Exercise instructions:
Each record is to be transcribed exactly.

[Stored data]
——
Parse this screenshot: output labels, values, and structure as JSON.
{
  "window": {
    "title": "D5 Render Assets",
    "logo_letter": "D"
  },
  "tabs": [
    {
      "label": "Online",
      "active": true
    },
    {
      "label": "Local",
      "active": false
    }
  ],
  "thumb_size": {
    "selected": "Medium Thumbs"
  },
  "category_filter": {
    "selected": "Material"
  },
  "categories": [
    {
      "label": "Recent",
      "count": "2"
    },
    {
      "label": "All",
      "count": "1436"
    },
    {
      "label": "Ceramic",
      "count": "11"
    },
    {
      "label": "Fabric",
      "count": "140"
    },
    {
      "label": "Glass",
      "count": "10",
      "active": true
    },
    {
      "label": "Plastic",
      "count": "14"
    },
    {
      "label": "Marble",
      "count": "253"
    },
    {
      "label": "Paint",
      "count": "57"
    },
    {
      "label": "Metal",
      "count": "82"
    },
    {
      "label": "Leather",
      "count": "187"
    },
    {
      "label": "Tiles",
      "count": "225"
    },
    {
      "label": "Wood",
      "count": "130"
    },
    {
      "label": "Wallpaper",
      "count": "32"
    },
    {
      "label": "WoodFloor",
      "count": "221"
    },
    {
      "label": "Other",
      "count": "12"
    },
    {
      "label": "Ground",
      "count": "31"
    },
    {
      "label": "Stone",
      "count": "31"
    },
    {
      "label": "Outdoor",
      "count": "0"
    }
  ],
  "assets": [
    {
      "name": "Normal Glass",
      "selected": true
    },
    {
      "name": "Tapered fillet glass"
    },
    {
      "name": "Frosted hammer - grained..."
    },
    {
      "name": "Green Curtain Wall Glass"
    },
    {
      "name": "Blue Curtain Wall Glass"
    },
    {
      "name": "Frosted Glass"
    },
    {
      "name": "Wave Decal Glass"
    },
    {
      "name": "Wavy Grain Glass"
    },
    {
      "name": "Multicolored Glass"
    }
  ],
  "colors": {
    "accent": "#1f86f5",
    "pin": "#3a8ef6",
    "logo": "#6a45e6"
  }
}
——
Result of the task:
Parse this screenshot: output labels, values, and structure as JSON.
{
  "window": {
    "title": "D5 Render Assets",
    "logo_letter": "D"
  },
  "tabs": [
    {
      "label": "Online",
      "active": true
    },
    {
      "label": "Local",
      "active": false
    }
  ],
  "thumb_size": {
    "selected": "Medium Thumbs"
  },
  "category_filter": {
    "selected": "Material"
  },
  "categories": [
    {
      "label": "Recent",
      "count": "2"
    },
    {
      "label": "All",
      "count": "1436"
    },
    {
      "label": "Ceramic",
      "count": "11"
    },
    {
      "label": "Fabric",
      "count": "140"
    },
    {
      "label": "Glass",
      "count": "10",
      "active": true
    },
    {
      "label": "Plastic",
      "count": "14"
    },
    {
      "label": "Marble",
      "count": "253"
    },
    {
      "label": "Paint",
      "count": "57"
    },
    {
      "label": "Metal",
      "count": "82"
    },
    {
      "label": "Leather",
      "count": "187"
    },
    {
      "label": "Tiles",
      "count": "225"
    },
    {
      "label": "Wood",
      "count": "130"
    },
    {
      "label": "Wallpaper",
      "count": "32"
    },
    {
      "label": "WoodFloor",
      "count": "221"
    },
    {
      "label": "Other",
      "count": "12"
    },
    {
      "label": "Ground",
      "count": "31"
    },
    {
      "label": "Stone",
      "count": "31"
    },
    {
      "label": "Outdoor",
      "count": "0"
    }
  ],
  "assets": [
    {
      "name": "Normal Glass",
      "selected": true
    },
    {
      "name": "Tapered fillet glass"
    },
    {
      "name": "Frosted hammer - grained..."
    },
    {
      "name": "Green Curtain Wall Glass"
    },
    {
      "name": "Blue Curtain Wall Glass"
    },
    {
      "name": "Frosted Glass"
    },
    {
      "name": "Wave Decal Glass"
    },
    {
      "name": "Wavy Grain Glass"
    },
    {
      "name": "Multicolored Glass"
    }
  ],
  "colors": {
    "accent": "#1f86f5",
    "pin": "#3a8ef6",
    "logo": "#6a45e6"
  }
}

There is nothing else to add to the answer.